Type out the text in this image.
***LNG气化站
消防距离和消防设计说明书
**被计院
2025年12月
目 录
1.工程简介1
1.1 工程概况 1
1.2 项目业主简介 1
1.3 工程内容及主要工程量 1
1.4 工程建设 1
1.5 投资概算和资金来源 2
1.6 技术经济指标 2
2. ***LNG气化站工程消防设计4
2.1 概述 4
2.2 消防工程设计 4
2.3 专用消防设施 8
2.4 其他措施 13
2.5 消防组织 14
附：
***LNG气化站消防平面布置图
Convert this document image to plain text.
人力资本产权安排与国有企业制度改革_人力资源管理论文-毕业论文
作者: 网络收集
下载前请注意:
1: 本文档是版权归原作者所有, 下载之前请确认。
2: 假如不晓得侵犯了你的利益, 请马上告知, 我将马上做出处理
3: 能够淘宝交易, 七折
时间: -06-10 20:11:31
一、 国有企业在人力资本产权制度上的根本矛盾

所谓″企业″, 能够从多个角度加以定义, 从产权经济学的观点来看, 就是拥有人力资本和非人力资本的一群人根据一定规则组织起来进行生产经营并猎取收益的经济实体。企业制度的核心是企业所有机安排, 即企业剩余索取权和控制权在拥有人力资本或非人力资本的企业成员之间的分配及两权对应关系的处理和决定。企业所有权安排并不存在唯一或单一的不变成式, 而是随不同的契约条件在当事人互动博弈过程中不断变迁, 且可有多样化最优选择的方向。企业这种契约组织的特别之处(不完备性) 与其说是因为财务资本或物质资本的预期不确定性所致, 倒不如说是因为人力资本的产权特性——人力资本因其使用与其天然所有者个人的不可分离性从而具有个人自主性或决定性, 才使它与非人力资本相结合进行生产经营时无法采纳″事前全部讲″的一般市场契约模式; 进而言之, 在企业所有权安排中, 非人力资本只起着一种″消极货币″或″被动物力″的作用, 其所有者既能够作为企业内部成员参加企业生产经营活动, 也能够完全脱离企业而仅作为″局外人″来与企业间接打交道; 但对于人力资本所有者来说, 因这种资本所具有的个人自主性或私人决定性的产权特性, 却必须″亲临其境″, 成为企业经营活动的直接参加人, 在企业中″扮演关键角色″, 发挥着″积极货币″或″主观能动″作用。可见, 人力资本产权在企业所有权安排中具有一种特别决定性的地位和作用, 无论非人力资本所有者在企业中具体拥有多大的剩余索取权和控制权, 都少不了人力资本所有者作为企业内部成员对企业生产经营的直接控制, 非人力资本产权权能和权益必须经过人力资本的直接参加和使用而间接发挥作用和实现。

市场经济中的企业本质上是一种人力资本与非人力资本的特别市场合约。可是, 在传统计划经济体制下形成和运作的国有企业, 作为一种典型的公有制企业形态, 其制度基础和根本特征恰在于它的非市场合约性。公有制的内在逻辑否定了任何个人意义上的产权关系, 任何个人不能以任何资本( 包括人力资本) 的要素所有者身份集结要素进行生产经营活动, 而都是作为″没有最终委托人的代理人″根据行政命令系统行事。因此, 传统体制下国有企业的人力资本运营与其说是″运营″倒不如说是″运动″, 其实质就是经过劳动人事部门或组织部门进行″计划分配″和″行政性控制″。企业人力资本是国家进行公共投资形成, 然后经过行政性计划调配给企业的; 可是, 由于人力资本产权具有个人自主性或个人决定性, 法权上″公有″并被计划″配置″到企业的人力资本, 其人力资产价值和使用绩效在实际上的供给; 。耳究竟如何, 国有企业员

◇ ◇ ◇ ◇ ◇ ◇ ◇

» What you will do
Gather up every line in the data above that contains the word "image", copying each one.

» Result of the exercise
Type out the text in this image.
Convert this document image to plain text.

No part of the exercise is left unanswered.